Directions: Among the entries that follow, some lines contain the word "Melchior". Show all of them.

(Beginning of Material provided)

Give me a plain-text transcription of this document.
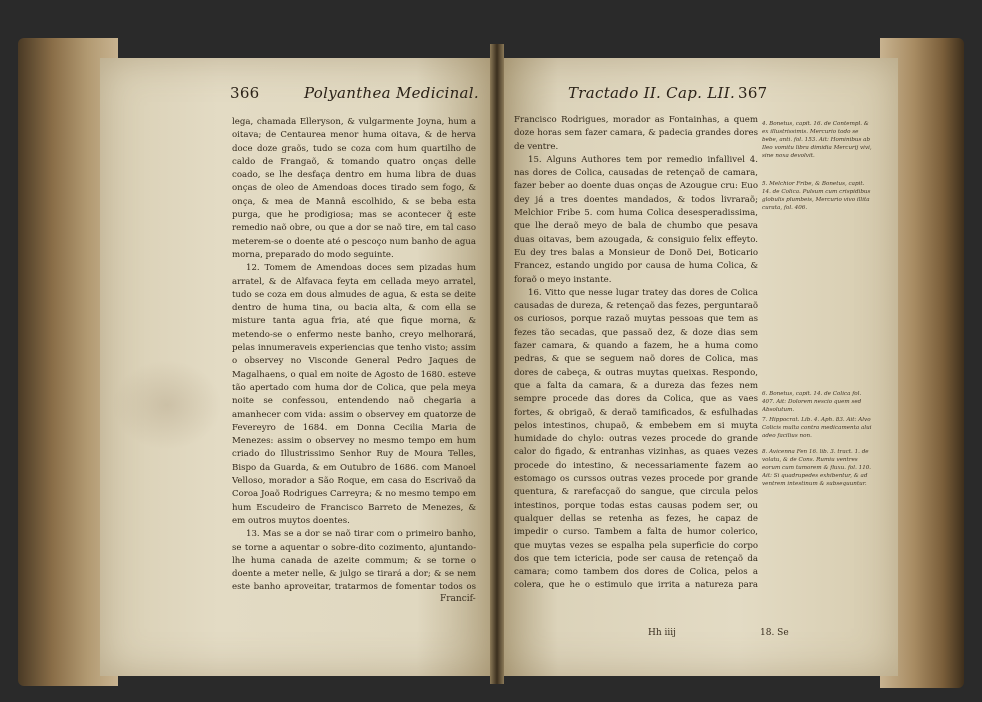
366	Polyanthea Medicinal.	Tractado II. Cap. LII. 367

lega, chamada Elleryson, & vulgarmente Joyna, hum a oitava; de Centaurea menor huma oitava, & de herva doce doze graõs, tudo se coza com hum quartilho de caldo de Frangaõ, & tomando quatro onças delle coado, se lhe desfaça dentro em huma libra de duas onças de oleo de Amendoas doces tirado sem fogo, & onça, & mea de Mannâ escolhido, & se beba esta purga, que he prodigiosa; mas se acontecer q̃ este remedio naõ obre, ou que a dor se naõ tire, em tal caso meterem-se o doente até o pescoço num banho de agua morna, preparado do modo seguinte.

12. Tomem de Amendoas doces sem pizadas hum arratel, & de Alfavaca feyta em cellada meyo arratel, tudo se coza em dous almudes de agua, & esta se deite dentro de huma tina, ou bacia alta, & com ella se misture tanta agua fria, até que fique morna, & metendo-se o enfermo neste banho, creyo melhorará, pelas innumeraveis experiencias que tenho visto; assim o observey no Visconde General Pedro Jaques de Magalhaens, o qual em noite de Agosto de 1680. esteve tão apertado com huma dor de Colica, que pela meya noite se confessou, entendendo naõ chegaria a amanhecer com vida: assim o observey em quatorze de Fevereyro de 1684. em Donna Cecilia Maria de Menezes: assim o observey no mesmo tempo em hum criado do Illustrissimo Senhor Ruy de Moura Telles, Bispo da Guarda, & em Outubro de 1686. com Manoel Velloso, morador a São Roque, em casa do Escrivaõ da Coroa Joaõ Rodrigues Carreyra; & no mesmo tempo em hum Escudeiro de Francisco Barreto de Menezes, & em outros muytos doentes.

13. Mas se a dor se naõ tirar com o primeiro banho, se torne a aquentar o sobre-dito cozimento, ajuntando-lhe huma canada de azeite commum; & se torne o doente a meter nelle, & julgo se tirará a dor; & se nem este banho aproveitar, tratarmos de fomentar todos os

Francif-

Francisco Rodrigues, morador as Fontainhas, a quem doze horas sem fazer camara, & padecia grandes dores de ventre.

15. Alguns Authores tem por remedio infallivel 4. nas dores de Colica, causadas de retençaõ de camara, fazer beber ao doente duas onças de Azougue cru: Euo dey já a tres doentes mandados, & todos livraraõ; Melchior Fribe 5. com huma Colica desesperadissima, que lhe deraõ meyo de bala de chumbo que pesava duas oitavas, bem azougada, & consiguio felix effeyto. Eu dey tres balas a Monsieur de Donõ Dei, Boticario Francez, estando ungido por causa de huma Colica, & foraõ o meyo instante.

16. Vitto que nesse lugar tratey das dores de Colica causadas de dureza, & retençaõ das fezes, perguntaraõ os curiosos, porque razaõ muytas pessoas que tem as fezes tão secadas, que passaõ dez, & doze dias sem fazer camara, & quando a fazem, he a huma como pedras, & que se seguem naõ dores de Colica, mas dores de cabeça, & outras muytas queixas. Respondo, que a falta da camara, & a dureza das fezes nem sempre procede das dores da Colica, que as vaes fortes, & obrigaõ, & deraõ tamificados, & esfulhadas pelos intestinos, chupaõ, & embebem em si muyta humidade do chylo: outras vezes procede do grande calor do figado, & entranhas vizinhas, as quaes vezes procede do intestino, & necessariamente fazem ao estomago os curssos outras vezes procede por grande quentura, & rarefacçaõ do sangue, que circula pelos intestinos, porque todas estas causas podem ser, ou qualquer dellas se retenha as fezes, he capaz de impedir o curso. Tambem a falta de humor colerico, que muytas vezes se espalha pela superficie do corpo dos que tem ictericia, pode ser causa de retençaõ da camara; como tambem dos dores de Colica, pelos a colera, que he o estimulo que irrita a natureza para

Hh iiij	18. Se
4. Bonetus, capit. 16. de Contempl. & ex illustrissimis. Mercurio todo se bebe, anti. fol. 153. Ait: Hominibus ab Ileo vomitu libra dimidia Mercurij vivi, sine noxa devolvit.
5. Melchior Fribe, & Bonetus, capit. 14. de Colica. Pulsum cum crispidibus globulis plumbeis, Mercurio vivo illita curata, fol. 406.
6. Bonetus, capit. 14. de Colica fol. 407. Ait: Dolorem nescio quem sed Absolutum.
7. Hippocrat. Lib. 4. Aph. 83. Ait: Alvo Colicis multa contra medicamenta alui adeo facilius non.
8. Avicenna Fen 16. lib. 3. tract. 1. de volatu, & de Cons. Rumiu ventres eorum cum tumorem & fluxu. fol. 110. Ait: Si quadrupedes exhibentur, & ad ventrem intestinum & subsequuntur.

(End of Material provided)

Answer for the task:
15. Alguns Authores tem por remedio infallivel 4. nas dores de Colica, causadas de retençaõ de camara, fazer beber ao doente duas onças de Azougue cru: Euo dey já a tres doentes mandados, & todos livraraõ; Melchior Fribe 5. com huma Colica desesperadissima, que lhe deraõ meyo de bala de chumbo que pesava duas oitavas, bem azougada, & consiguio felix effeyto. Eu dey tres balas a Monsieur de Donõ Dei, Boticario Francez, estando ungido por causa de huma Colica, & foraõ o meyo instante.
5. Melchior Fribe, & Bonetus, capit. 14. de Colica. Pulsum cum crispidibus globulis plumbeis, Mercurio vivo illita curata, fol. 406.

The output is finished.